# [EXERCISE DETAILS]
The listing below must be repeated word for word, with its images excluded.

# [TASK INPUTS]
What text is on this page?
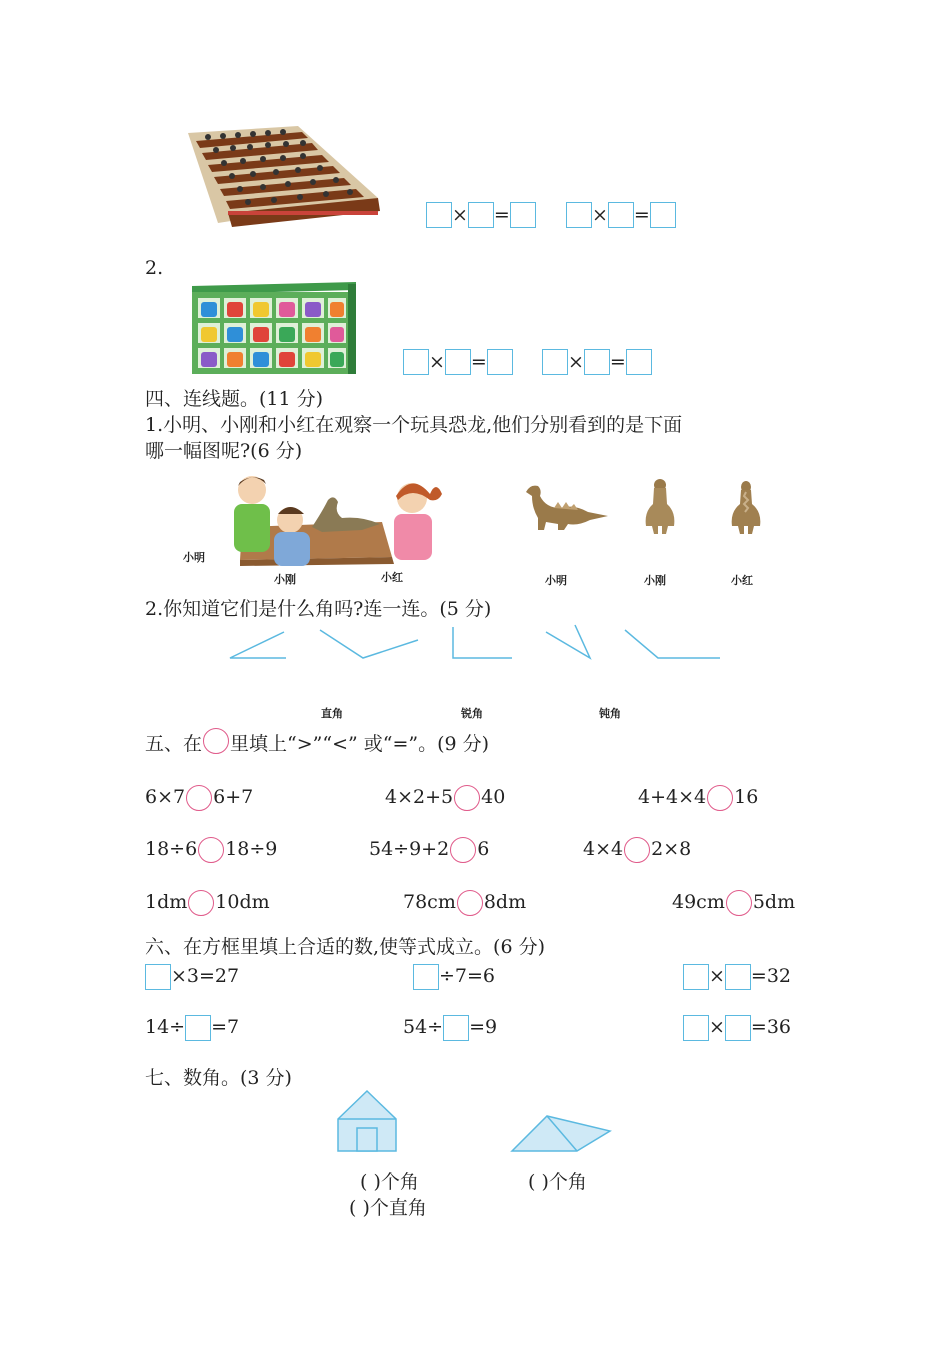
× =	× =
2.
× =	× =
四、连线题。(11 分)
1.小明、小刚和小红在观察一个玩具恐龙,他们分别看到的是下面
哪一幅图呢?(6 分)
小明
小刚	小红	小明	小刚	小红
2.你知道它们是什么角吗?连一连。(5 分)
直角	锐角	钝角
五、在 里填上“>”“<” 或“=”。(9 分)
6×7 6+7	4×2+5 40	4+4×4 16
18÷6 18÷9	54÷9+2 6	4×4 2×8
1dm 10dm	78cm 8dm	49cm 5dm
六、在方框里填上合适的数,使等式成立。(6 分)
×3=27	÷7=6	× =32
14÷ =7	54÷ =9	× =36
七、数角。(3 分)
( )个角	( )个角
( )个直角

# [TASK OUTPUT]
What text is on this page?
× =	× =
2.
× =	× =
四、连线题。(11 分)
1.小明、小刚和小红在观察一个玩具恐龙,他们分别看到的是下面
哪一幅图呢?(6 分)
小明
小刚	小红	小明	小刚	小红
2.你知道它们是什么角吗?连一连。(5 分)
直角	锐角	钝角
五、在 里填上“>”“<” 或“=”。(9 分)
6×7 6+7	4×2+5 40	4+4×4 16
18÷6 18÷9	54÷9+2 6	4×4 2×8
1dm 10dm	78cm 8dm	49cm 5dm
六、在方框里填上合适的数,使等式成立。(6 分)
×3=27	÷7=6	× =32
14÷ =7	54÷ =9	× =36
七、数角。(3 分)
( )个角	( )个角
( )个直角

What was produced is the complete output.